● **Data shown**
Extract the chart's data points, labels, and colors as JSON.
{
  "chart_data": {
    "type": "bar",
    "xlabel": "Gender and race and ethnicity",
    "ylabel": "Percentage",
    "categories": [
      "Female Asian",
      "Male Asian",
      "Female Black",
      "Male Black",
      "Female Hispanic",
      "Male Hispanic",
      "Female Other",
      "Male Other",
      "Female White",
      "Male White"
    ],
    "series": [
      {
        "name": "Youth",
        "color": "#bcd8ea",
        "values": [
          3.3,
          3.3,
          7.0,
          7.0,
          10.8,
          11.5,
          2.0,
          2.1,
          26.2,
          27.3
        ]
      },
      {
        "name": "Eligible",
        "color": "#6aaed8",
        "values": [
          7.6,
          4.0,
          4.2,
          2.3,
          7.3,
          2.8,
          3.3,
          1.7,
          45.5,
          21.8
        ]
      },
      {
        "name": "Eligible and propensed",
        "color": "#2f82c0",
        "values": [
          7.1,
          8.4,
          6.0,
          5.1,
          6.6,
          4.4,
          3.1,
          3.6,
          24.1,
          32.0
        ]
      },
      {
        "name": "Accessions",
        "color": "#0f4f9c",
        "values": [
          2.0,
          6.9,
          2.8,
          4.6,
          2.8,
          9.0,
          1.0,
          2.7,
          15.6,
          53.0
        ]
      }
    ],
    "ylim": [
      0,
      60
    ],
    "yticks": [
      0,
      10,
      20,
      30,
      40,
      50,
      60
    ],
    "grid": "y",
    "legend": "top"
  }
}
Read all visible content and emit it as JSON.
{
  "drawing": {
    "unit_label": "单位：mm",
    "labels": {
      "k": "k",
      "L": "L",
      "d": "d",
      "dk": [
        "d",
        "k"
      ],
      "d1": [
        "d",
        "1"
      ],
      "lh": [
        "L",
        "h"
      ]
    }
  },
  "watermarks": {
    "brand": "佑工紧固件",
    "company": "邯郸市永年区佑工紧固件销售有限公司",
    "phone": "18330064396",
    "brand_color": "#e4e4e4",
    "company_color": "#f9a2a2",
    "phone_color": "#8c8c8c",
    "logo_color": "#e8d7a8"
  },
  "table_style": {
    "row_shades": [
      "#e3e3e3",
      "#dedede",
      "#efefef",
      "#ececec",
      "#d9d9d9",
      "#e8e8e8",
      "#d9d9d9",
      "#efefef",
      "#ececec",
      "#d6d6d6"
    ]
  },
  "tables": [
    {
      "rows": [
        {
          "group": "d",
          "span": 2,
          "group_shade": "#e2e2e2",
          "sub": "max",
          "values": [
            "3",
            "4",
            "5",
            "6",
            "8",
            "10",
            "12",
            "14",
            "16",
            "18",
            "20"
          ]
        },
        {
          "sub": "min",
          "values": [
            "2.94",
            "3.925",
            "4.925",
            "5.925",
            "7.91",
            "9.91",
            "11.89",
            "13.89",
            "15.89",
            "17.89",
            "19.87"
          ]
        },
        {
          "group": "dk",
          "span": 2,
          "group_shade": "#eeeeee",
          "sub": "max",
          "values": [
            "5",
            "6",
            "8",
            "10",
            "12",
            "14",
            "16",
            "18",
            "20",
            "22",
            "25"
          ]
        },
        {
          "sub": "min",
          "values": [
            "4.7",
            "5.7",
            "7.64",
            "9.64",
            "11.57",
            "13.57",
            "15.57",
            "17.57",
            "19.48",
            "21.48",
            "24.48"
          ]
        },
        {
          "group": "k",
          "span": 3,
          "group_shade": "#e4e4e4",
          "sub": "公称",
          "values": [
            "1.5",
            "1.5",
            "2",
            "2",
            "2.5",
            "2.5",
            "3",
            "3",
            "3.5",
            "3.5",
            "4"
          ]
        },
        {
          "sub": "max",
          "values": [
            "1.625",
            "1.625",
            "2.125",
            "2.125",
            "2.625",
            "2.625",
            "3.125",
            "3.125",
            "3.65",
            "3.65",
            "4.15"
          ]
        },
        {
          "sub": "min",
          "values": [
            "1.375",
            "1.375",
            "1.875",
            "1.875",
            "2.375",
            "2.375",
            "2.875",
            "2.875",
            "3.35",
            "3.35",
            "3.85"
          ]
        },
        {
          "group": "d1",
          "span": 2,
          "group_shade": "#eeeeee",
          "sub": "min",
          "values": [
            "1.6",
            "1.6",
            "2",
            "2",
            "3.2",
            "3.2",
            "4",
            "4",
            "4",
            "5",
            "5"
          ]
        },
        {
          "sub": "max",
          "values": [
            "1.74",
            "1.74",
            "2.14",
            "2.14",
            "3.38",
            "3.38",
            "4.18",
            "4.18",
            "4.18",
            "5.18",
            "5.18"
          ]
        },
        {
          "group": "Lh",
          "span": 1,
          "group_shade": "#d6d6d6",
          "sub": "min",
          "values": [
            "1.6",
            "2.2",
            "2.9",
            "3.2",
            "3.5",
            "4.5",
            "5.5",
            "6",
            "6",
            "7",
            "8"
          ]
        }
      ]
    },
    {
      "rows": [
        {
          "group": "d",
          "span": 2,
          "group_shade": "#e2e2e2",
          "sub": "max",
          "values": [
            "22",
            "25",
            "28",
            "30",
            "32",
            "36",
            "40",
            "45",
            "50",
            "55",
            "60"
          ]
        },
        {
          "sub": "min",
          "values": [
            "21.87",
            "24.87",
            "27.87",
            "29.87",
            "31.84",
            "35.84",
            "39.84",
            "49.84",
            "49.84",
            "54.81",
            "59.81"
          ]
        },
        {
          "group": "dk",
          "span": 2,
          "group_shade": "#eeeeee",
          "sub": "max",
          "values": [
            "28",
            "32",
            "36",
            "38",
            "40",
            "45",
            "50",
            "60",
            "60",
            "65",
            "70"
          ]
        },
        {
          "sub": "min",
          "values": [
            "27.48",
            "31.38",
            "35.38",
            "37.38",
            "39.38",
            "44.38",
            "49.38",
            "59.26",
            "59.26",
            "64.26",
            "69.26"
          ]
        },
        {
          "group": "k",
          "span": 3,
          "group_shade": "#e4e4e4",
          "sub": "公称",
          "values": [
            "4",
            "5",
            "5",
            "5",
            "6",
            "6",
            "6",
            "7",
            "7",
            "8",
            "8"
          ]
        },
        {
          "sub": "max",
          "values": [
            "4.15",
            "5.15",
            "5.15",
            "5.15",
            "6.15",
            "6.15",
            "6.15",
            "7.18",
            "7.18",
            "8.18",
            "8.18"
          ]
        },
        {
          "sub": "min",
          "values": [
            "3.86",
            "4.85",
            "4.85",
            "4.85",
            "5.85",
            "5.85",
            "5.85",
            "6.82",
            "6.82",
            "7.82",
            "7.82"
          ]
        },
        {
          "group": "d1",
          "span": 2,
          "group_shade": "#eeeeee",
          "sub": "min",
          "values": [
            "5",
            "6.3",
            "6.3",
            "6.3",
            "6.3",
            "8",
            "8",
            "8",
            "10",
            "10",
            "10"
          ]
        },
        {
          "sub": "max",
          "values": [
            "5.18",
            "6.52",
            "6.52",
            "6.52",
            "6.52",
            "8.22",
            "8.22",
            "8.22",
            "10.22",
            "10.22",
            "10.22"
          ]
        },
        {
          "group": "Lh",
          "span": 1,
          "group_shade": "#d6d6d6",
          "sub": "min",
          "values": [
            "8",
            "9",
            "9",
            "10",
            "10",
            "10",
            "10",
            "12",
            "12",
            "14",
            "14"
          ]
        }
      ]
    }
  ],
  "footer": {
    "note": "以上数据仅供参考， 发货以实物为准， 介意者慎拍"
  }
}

● **Stated goal**
Retype all of the material above with every character intact.

● **Reply to the exercise**
Extract the chart's data points, labels, and colors as JSON.
{
  "chart_data": {
    "type": "bar",
    "xlabel": "Gender and race and ethnicity",
    "ylabel": "Percentage",
    "categories": [
      "Female Asian",
      "Male Asian",
      "Female Black",
      "Male Black",
      "Female Hispanic",
      "Male Hispanic",
      "Female Other",
      "Male Other",
      "Female White",
      "Male White"
    ],
    "series": [
      {
        "name": "Youth",
        "color": "#bcd8ea",
        "values": [
          3.3,
          3.3,
          7.0,
          7.0,
          10.8,
          11.5,
          2.0,
          2.1,
          26.2,
          27.3
        ]
      },
      {
        "name": "Eligible",
        "color": "#6aaed8",
        "values": [
          7.6,
          4.0,
          4.2,
          2.3,
          7.3,
          2.8,
          3.3,
          1.7,
          45.5,
          21.8
        ]
      },
      {
        "name": "Eligible and propensed",
        "color": "#2f82c0",
        "values": [
          7.1,
          8.4,
          6.0,
          5.1,
          6.6,
          4.4,
          3.1,
          3.6,
          24.1,
          32.0
        ]
      },
      {
        "name": "Accessions",
        "color": "#0f4f9c",
        "values": [
          2.0,
          6.9,
          2.8,
          4.6,
          2.8,
          9.0,
          1.0,
          2.7,
          15.6,
          53.0
        ]
      }
    ],
    "ylim": [
      0,
      60
    ],
    "yticks": [
      0,
      10,
      20,
      30,
      40,
      50,
      60
    ],
    "grid": "y",
    "legend": "top"
  }
}
Read all visible content and emit it as JSON.
{
  "drawing": {
    "unit_label": "单位：mm",
    "labels": {
      "k": "k",
      "L": "L",
      "d": "d",
      "dk": [
        "d",
        "k"
      ],
      "d1": [
        "d",
        "1"
      ],
      "lh": [
        "L",
        "h"
      ]
    }
  },
  "watermarks": {
    "brand": "佑工紧固件",
    "company": "邯郸市永年区佑工紧固件销售有限公司",
    "phone": "18330064396",
    "brand_color": "#e4e4e4",
    "company_color": "#f9a2a2",
    "phone_color": "#8c8c8c",
    "logo_color": "#e8d7a8"
  },
  "table_style": {
    "row_shades": [
      "#e3e3e3",
      "#dedede",
      "#efefef",
      "#ececec",
      "#d9d9d9",
      "#e8e8e8",
      "#d9d9d9",
      "#efefef",
      "#ececec",
      "#d6d6d6"
    ]
  },
  "tables": [
    {
      "rows": [
        {
          "group": "d",
          "span": 2,
          "group_shade": "#e2e2e2",
          "sub": "max",
          "values": [
            "3",
            "4",
            "5",
            "6",
            "8",
            "10",
            "12",
            "14",
            "16",
            "18",
            "20"
          ]
        },
        {
          "sub": "min",
          "values": [
            "2.94",
            "3.925",
            "4.925",
            "5.925",
            "7.91",
            "9.91",
            "11.89",
            "13.89",
            "15.89",
            "17.89",
            "19.87"
          ]
        },
        {
          "group": "dk",
          "span": 2,
          "group_shade": "#eeeeee",
          "sub": "max",
          "values": [
            "5",
            "6",
            "8",
            "10",
            "12",
            "14",
            "16",
            "18",
            "20",
            "22",
            "25"
          ]
        },
        {
          "sub": "min",
          "values": [
            "4.7",
            "5.7",
            "7.64",
            "9.64",
            "11.57",
            "13.57",
            "15.57",
            "17.57",
            "19.48",
            "21.48",
            "24.48"
          ]
        },
        {
          "group": "k",
          "span": 3,
          "group_shade": "#e4e4e4",
          "sub": "公称",
          "values": [
            "1.5",
            "1.5",
            "2",
            "2",
            "2.5",
            "2.5",
            "3",
            "3",
            "3.5",
            "3.5",
            "4"
          ]
        },
        {
          "sub": "max",
          "values": [
            "1.625",
            "1.625",
            "2.125",
            "2.125",
            "2.625",
            "2.625",
            "3.125",
            "3.125",
            "3.65",
            "3.65",
            "4.15"
          ]
        },
        {
          "sub": "min",
          "values": [
            "1.375",
            "1.375",
            "1.875",
            "1.875",
            "2.375",
            "2.375",
            "2.875",
            "2.875",
            "3.35",
            "3.35",
            "3.85"
          ]
        },
        {
          "group": "d1",
          "span": 2,
          "group_shade": "#eeeeee",
          "sub": "min",
          "values": [
            "1.6",
            "1.6",
            "2",
            "2",
            "3.2",
            "3.2",
            "4",
            "4",
            "4",
            "5",
            "5"
          ]
        },
        {
          "sub": "max",
          "values": [
            "1.74",
            "1.74",
            "2.14",
            "2.14",
            "3.38",
            "3.38",
            "4.18",
            "4.18",
            "4.18",
            "5.18",
            "5.18"
          ]
        },
        {
          "group": "Lh",
          "span": 1,
          "group_shade": "#d6d6d6",
          "sub": "min",
          "values": [
            "1.6",
            "2.2",
            "2.9",
            "3.2",
            "3.5",
            "4.5",
            "5.5",
            "6",
            "6",
            "7",
            "8"
          ]
        }
      ]
    },
    {
      "rows": [
        {
          "group": "d",
          "span": 2,
          "group_shade": "#e2e2e2",
          "sub": "max",
          "values": [
            "22",
            "25",
            "28",
            "30",
            "32",
            "36",
            "40",
            "45",
            "50",
            "55",
            "60"
          ]
        },
        {
          "sub": "min",
          "values": [
            "21.87",
            "24.87",
            "27.87",
            "29.87",
            "31.84",
            "35.84",
            "39.84",
            "49.84",
            "49.84",
            "54.81",
            "59.81"
          ]
        },
        {
          "group": "dk",
          "span": 2,
          "group_shade": "#eeeeee",
          "sub": "max",
          "values": [
            "28",
            "32",
            "36",
            "38",
            "40",
            "45",
            "50",
            "60",
            "60",
            "65",
            "70"
          ]
        },
        {
          "sub": "min",
          "values": [
            "27.48",
            "31.38",
            "35.38",
            "37.38",
            "39.38",
            "44.38",
            "49.38",
            "59.26",
            "59.26",
            "64.26",
            "69.26"
          ]
        },
        {
          "group": "k",
          "span": 3,
          "group_shade": "#e4e4e4",
          "sub": "公称",
          "values": [
            "4",
            "5",
            "5",
            "5",
            "6",
            "6",
            "6",
            "7",
            "7",
            "8",
            "8"
          ]
        },
        {
          "sub": "max",
          "values": [
            "4.15",
            "5.15",
            "5.15",
            "5.15",
            "6.15",
            "6.15",
            "6.15",
            "7.18",
            "7.18",
            "8.18",
            "8.18"
          ]
        },
        {
          "sub": "min",
          "values": [
            "3.86",
            "4.85",
            "4.85",
            "4.85",
            "5.85",
            "5.85",
            "5.85",
            "6.82",
            "6.82",
            "7.82",
            "7.82"
          ]
        },
        {
          "group": "d1",
          "span": 2,
          "group_shade": "#eeeeee",
          "sub": "min",
          "values": [
            "5",
            "6.3",
            "6.3",
            "6.3",
            "6.3",
            "8",
            "8",
            "8",
            "10",
            "10",
            "10"
          ]
        },
        {
          "sub": "max",
          "values": [
            "5.18",
            "6.52",
            "6.52",
            "6.52",
            "6.52",
            "8.22",
            "8.22",
            "8.22",
            "10.22",
            "10.22",
            "10.22"
          ]
        },
        {
          "group": "Lh",
          "span": 1,
          "group_shade": "#d6d6d6",
          "sub": "min",
          "values": [
            "8",
            "9",
            "9",
            "10",
            "10",
            "10",
            "10",
            "12",
            "12",
            "14",
            "14"
          ]
        }
      ]
    }
  ],
  "footer": {
    "note": "以上数据仅供参考， 发货以实物为准， 介意者慎拍"
  }
}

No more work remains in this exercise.